» Task requirements
Return every record below exactly as written, but leave out the pictures.

** Start Records provided **

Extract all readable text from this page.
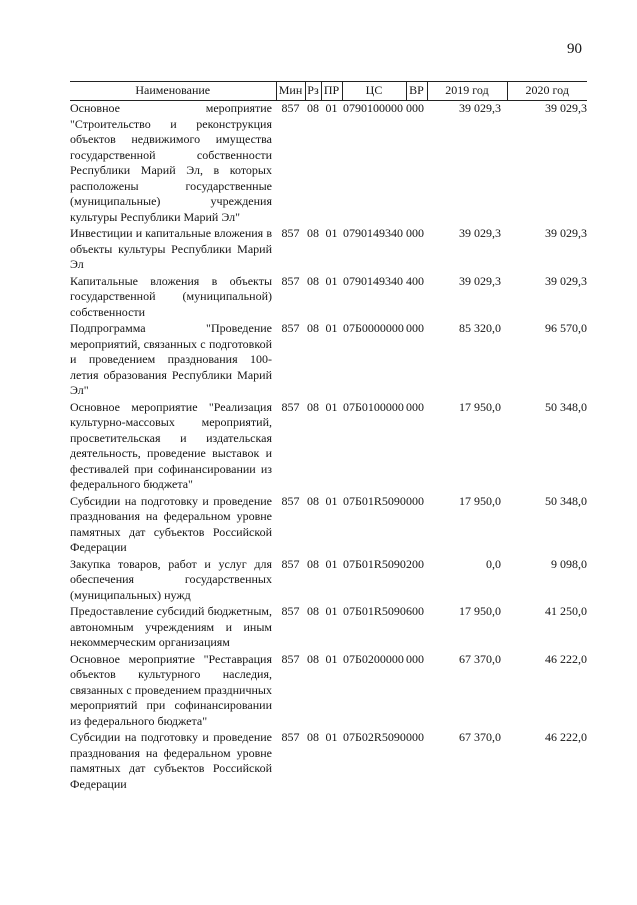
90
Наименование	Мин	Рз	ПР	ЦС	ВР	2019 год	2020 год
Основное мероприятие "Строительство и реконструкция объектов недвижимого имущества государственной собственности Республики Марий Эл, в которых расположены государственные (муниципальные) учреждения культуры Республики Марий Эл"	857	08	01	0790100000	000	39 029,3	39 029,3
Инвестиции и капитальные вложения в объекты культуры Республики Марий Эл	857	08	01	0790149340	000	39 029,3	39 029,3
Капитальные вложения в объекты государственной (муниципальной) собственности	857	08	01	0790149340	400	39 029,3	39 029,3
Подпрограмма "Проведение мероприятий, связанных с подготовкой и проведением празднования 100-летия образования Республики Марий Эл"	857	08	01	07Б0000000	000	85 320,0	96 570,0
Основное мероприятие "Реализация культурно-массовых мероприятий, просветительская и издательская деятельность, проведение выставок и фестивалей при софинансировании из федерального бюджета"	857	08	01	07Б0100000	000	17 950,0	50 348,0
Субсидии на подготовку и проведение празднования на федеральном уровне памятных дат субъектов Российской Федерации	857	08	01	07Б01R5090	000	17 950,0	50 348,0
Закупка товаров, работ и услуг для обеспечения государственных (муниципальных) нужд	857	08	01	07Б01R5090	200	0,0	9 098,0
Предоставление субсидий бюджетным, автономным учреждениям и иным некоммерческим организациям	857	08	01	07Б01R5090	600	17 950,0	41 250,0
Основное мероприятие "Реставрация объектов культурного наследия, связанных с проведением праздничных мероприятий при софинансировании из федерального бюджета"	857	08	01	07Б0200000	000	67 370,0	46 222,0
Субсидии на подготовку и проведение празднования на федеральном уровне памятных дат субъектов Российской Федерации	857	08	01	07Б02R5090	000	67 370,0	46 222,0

** End Records provided **

» Task output
Extract all readable text from this page.
90
Наименование	Мин	Рз	ПР	ЦС	ВР	2019 год	2020 год
Основное мероприятие "Строительство и реконструкция объектов недвижимого имущества государственной собственности Республики Марий Эл, в которых расположены государственные (муниципальные) учреждения культуры Республики Марий Эл"	857	08	01	0790100000	000	39 029,3	39 029,3
Инвестиции и капитальные вложения в объекты культуры Республики Марий Эл	857	08	01	0790149340	000	39 029,3	39 029,3
Капитальные вложения в объекты государственной (муниципальной) собственности	857	08	01	0790149340	400	39 029,3	39 029,3
Подпрограмма "Проведение мероприятий, связанных с подготовкой и проведением празднования 100-летия образования Республики Марий Эл"	857	08	01	07Б0000000	000	85 320,0	96 570,0
Основное мероприятие "Реализация культурно-массовых мероприятий, просветительская и издательская деятельность, проведение выставок и фестивалей при софинансировании из федерального бюджета"	857	08	01	07Б0100000	000	17 950,0	50 348,0
Субсидии на подготовку и проведение празднования на федеральном уровне памятных дат субъектов Российской Федерации	857	08	01	07Б01R5090	000	17 950,0	50 348,0
Закупка товаров, работ и услуг для обеспечения государственных (муниципальных) нужд	857	08	01	07Б01R5090	200	0,0	9 098,0
Предоставление субсидий бюджетным, автономным учреждениям и иным некоммерческим организациям	857	08	01	07Б01R5090	600	17 950,0	41 250,0
Основное мероприятие "Реставрация объектов культурного наследия, связанных с проведением праздничных мероприятий при софинансировании из федерального бюджета"	857	08	01	07Б0200000	000	67 370,0	46 222,0
Субсидии на подготовку и проведение празднования на федеральном уровне памятных дат субъектов Российской Федерации	857	08	01	07Б02R5090	000	67 370,0	46 222,0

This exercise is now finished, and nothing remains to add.